▶ [What the task requires]: Your task is to copy the listing exactly. Drop any pictures from the copy.

Dataset records:
★ ★ ★ ★ ★ ★ ★

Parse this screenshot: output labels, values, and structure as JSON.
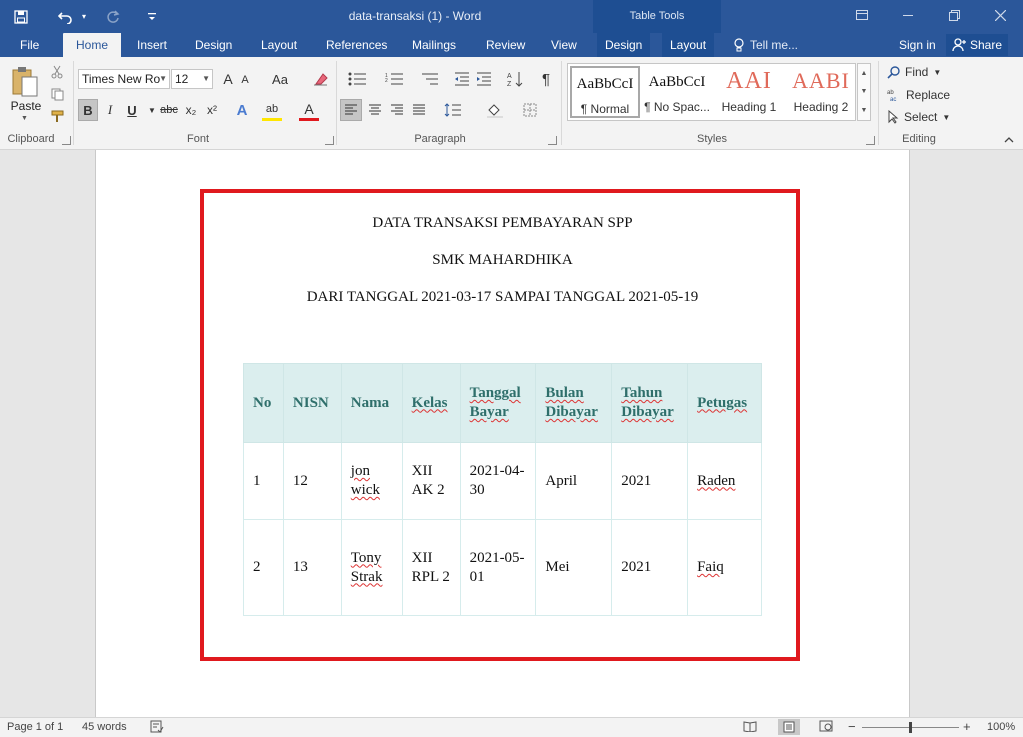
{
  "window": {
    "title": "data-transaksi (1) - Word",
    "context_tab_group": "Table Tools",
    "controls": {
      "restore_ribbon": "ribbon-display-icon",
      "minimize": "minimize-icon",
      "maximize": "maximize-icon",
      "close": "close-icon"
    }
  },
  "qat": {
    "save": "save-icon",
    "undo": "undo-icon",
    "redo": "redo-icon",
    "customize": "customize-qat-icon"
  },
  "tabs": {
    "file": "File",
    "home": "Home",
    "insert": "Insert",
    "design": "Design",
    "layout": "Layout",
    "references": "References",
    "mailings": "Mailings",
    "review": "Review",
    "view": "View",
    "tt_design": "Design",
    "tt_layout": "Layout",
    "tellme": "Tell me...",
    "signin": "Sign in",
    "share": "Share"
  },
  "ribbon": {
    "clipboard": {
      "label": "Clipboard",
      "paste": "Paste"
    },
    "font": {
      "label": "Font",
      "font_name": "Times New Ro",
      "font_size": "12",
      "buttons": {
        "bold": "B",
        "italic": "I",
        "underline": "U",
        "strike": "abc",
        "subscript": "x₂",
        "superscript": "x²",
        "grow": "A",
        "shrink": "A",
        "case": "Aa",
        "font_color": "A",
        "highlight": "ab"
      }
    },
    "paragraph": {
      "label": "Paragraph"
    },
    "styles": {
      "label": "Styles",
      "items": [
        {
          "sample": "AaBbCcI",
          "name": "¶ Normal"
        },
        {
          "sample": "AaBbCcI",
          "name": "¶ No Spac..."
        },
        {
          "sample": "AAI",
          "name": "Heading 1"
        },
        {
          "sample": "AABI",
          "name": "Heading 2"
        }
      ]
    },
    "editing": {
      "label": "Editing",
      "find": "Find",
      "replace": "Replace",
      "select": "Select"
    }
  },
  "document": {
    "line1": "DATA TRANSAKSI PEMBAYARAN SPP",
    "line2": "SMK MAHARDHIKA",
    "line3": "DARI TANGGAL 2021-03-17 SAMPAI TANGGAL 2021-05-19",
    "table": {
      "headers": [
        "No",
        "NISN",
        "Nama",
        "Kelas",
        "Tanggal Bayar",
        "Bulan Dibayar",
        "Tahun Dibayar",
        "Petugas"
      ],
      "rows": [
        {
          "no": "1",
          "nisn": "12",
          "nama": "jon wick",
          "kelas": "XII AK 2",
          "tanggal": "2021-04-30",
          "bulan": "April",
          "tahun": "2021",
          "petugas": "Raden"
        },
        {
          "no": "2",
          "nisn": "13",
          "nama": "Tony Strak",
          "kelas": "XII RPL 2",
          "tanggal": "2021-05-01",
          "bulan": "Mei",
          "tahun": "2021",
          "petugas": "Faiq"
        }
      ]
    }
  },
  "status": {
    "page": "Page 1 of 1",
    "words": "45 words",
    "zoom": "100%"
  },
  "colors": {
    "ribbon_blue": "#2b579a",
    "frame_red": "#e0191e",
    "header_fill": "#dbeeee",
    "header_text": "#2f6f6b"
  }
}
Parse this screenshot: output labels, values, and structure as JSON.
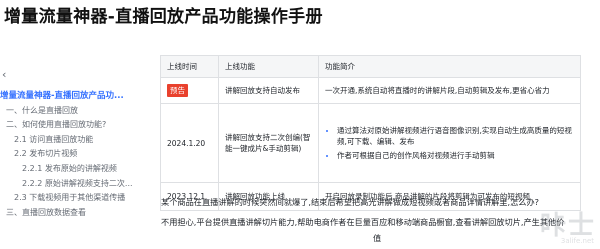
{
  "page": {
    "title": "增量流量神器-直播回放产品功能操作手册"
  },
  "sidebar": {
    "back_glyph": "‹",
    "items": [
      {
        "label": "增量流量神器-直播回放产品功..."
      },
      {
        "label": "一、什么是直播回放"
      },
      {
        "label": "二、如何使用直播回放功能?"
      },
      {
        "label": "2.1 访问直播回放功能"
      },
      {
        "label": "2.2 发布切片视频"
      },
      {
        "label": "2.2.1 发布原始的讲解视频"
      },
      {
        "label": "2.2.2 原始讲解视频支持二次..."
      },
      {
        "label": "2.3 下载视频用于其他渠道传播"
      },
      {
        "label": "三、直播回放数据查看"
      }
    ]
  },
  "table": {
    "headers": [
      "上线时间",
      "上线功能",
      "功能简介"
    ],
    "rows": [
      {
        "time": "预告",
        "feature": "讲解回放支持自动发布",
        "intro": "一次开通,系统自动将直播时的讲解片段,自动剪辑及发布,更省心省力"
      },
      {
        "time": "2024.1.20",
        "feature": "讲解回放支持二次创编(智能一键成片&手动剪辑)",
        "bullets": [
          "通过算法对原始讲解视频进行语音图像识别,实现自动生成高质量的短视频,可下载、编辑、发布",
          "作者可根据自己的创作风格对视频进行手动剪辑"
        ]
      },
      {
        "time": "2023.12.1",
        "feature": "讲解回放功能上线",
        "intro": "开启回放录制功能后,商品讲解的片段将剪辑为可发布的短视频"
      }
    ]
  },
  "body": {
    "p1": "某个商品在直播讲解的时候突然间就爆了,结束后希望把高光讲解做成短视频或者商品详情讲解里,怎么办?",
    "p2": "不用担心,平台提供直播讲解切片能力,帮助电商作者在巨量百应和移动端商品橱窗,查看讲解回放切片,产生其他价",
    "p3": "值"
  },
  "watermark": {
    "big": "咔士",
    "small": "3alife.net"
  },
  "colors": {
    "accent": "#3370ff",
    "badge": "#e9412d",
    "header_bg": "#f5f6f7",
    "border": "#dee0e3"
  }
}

★ ★ ★ ★ ★ ★ ★

▶ [Reply]:
Parse this screenshot: output labels, values, and structure as JSON.
{
  "window": {
    "title": "data-transaksi (1) - Word",
    "context_tab_group": "Table Tools",
    "controls": {
      "restore_ribbon": "ribbon-display-icon",
      "minimize": "minimize-icon",
      "maximize": "maximize-icon",
      "close": "close-icon"
    }
  },
  "qat": {
    "save": "save-icon",
    "undo": "undo-icon",
    "redo": "redo-icon",
    "customize": "customize-qat-icon"
  },
  "tabs": {
    "file": "File",
    "home": "Home",
    "insert": "Insert",
    "design": "Design",
    "layout": "Layout",
    "references": "References",
    "mailings": "Mailings",
    "review": "Review",
    "view": "View",
    "tt_design": "Design",
    "tt_layout": "Layout",
    "tellme": "Tell me...",
    "signin": "Sign in",
    "share": "Share"
  },
  "ribbon": {
    "clipboard": {
      "label": "Clipboard",
      "paste": "Paste"
    },
    "font": {
      "label": "Font",
      "font_name": "Times New Ro",
      "font_size": "12",
      "buttons": {
        "bold": "B",
        "italic": "I",
        "underline": "U",
        "strike": "abc",
        "subscript": "x₂",
        "superscript": "x²",
        "grow": "A",
        "shrink": "A",
        "case": "Aa",
        "font_color": "A",
        "highlight": "ab"
      }
    },
    "paragraph": {
      "label": "Paragraph"
    },
    "styles": {
      "label": "Styles",
      "items": [
        {
          "sample": "AaBbCcI",
          "name": "¶ Normal"
        },
        {
          "sample": "AaBbCcI",
          "name": "¶ No Spac..."
        },
        {
          "sample": "AAI",
          "name": "Heading 1"
        },
        {
          "sample": "AABI",
          "name": "Heading 2"
        }
      ]
    },
    "editing": {
      "label": "Editing",
      "find": "Find",
      "replace": "Replace",
      "select": "Select"
    }
  },
  "document": {
    "line1": "DATA TRANSAKSI PEMBAYARAN SPP",
    "line2": "SMK MAHARDHIKA",
    "line3": "DARI TANGGAL 2021-03-17 SAMPAI TANGGAL 2021-05-19",
    "table": {
      "headers": [
        "No",
        "NISN",
        "Nama",
        "Kelas",
        "Tanggal Bayar",
        "Bulan Dibayar",
        "Tahun Dibayar",
        "Petugas"
      ],
      "rows": [
        {
          "no": "1",
          "nisn": "12",
          "nama": "jon wick",
          "kelas": "XII AK 2",
          "tanggal": "2021-04-30",
          "bulan": "April",
          "tahun": "2021",
          "petugas": "Raden"
        },
        {
          "no": "2",
          "nisn": "13",
          "nama": "Tony Strak",
          "kelas": "XII RPL 2",
          "tanggal": "2021-05-01",
          "bulan": "Mei",
          "tahun": "2021",
          "petugas": "Faiq"
        }
      ]
    }
  },
  "status": {
    "page": "Page 1 of 1",
    "words": "45 words",
    "zoom": "100%"
  },
  "colors": {
    "ribbon_blue": "#2b579a",
    "frame_red": "#e0191e",
    "header_fill": "#dbeeee",
    "header_text": "#2f6f6b"
  }
}
Parse this screenshot: output labels, values, and structure as JSON.
{
  "page": {
    "title": "增量流量神器-直播回放产品功能操作手册"
  },
  "sidebar": {
    "back_glyph": "‹",
    "items": [
      {
        "label": "增量流量神器-直播回放产品功..."
      },
      {
        "label": "一、什么是直播回放"
      },
      {
        "label": "二、如何使用直播回放功能?"
      },
      {
        "label": "2.1 访问直播回放功能"
      },
      {
        "label": "2.2 发布切片视频"
      },
      {
        "label": "2.2.1 发布原始的讲解视频"
      },
      {
        "label": "2.2.2 原始讲解视频支持二次..."
      },
      {
        "label": "2.3 下载视频用于其他渠道传播"
      },
      {
        "label": "三、直播回放数据查看"
      }
    ]
  },
  "table": {
    "headers": [
      "上线时间",
      "上线功能",
      "功能简介"
    ],
    "rows": [
      {
        "time": "预告",
        "feature": "讲解回放支持自动发布",
        "intro": "一次开通,系统自动将直播时的讲解片段,自动剪辑及发布,更省心省力"
      },
      {
        "time": "2024.1.20",
        "feature": "讲解回放支持二次创编(智能一键成片&手动剪辑)",
        "bullets": [
          "通过算法对原始讲解视频进行语音图像识别,实现自动生成高质量的短视频,可下载、编辑、发布",
          "作者可根据自己的创作风格对视频进行手动剪辑"
        ]
      },
      {
        "time": "2023.12.1",
        "feature": "讲解回放功能上线",
        "intro": "开启回放录制功能后,商品讲解的片段将剪辑为可发布的短视频"
      }
    ]
  },
  "body": {
    "p1": "某个商品在直播讲解的时候突然间就爆了,结束后希望把高光讲解做成短视频或者商品详情讲解里,怎么办?",
    "p2": "不用担心,平台提供直播讲解切片能力,帮助电商作者在巨量百应和移动端商品橱窗,查看讲解回放切片,产生其他价",
    "p3": "值"
  },
  "watermark": {
    "big": "咔士",
    "small": "3alife.net"
  },
  "colors": {
    "accent": "#3370ff",
    "badge": "#e9412d",
    "header_bg": "#f5f6f7",
    "border": "#dee0e3"
  }
}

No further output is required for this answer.